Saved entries

********

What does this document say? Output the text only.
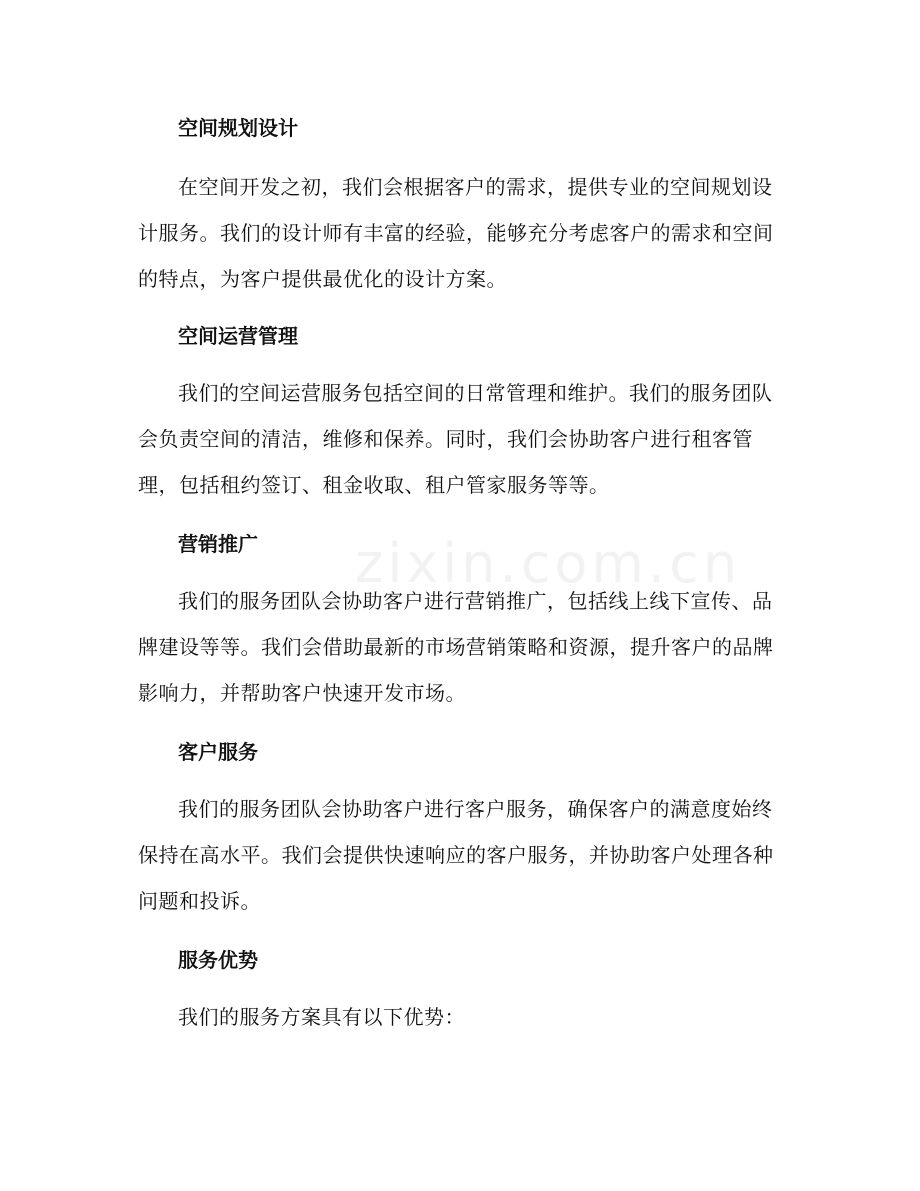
zixin.com.cn
空间规划设计

在空间开发之初，我们会根据客户的需求，提供专业的空间规划设计服务。我们的设计师有丰富的经验，能够充分考虑客户的需求和空间的特点，为客户提供最优化的设计方案。

空间运营管理

我们的空间运营服务包括空间的日常管理和维护。我们的服务团队会负责空间的清洁，维修和保养。同时，我们会协助客户进行租客管理，包括租约签订、租金收取、租户管家服务等等。

营销推广

我们的服务团队会协助客户进行营销推广，包括线上线下宣传、品牌建设等等。我们会借助最新的市场营销策略和资源，提升客户的品牌影响力，并帮助客户快速开发市场。

客户服务

我们的服务团队会协助客户进行客户服务，确保客户的满意度始终保持在高水平。我们会提供快速响应的客户服务，并协助客户处理各种问题和投诉。

服务优势

我们的服务方案具有以下优势：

********

### THE REQUEST
Pictures are to be left out; all else in the entries above is to be quoted exactly.

### THE OUTPUT
What does this document say? Output the text only.
zixin.com.cn
空间规划设计

在空间开发之初，我们会根据客户的需求，提供专业的空间规划设计服务。我们的设计师有丰富的经验，能够充分考虑客户的需求和空间的特点，为客户提供最优化的设计方案。

空间运营管理

我们的空间运营服务包括空间的日常管理和维护。我们的服务团队会负责空间的清洁，维修和保养。同时，我们会协助客户进行租客管理，包括租约签订、租金收取、租户管家服务等等。

营销推广

我们的服务团队会协助客户进行营销推广，包括线上线下宣传、品牌建设等等。我们会借助最新的市场营销策略和资源，提升客户的品牌影响力，并帮助客户快速开发市场。

客户服务

我们的服务团队会协助客户进行客户服务，确保客户的满意度始终保持在高水平。我们会提供快速响应的客户服务，并协助客户处理各种问题和投诉。

服务优势

我们的服务方案具有以下优势：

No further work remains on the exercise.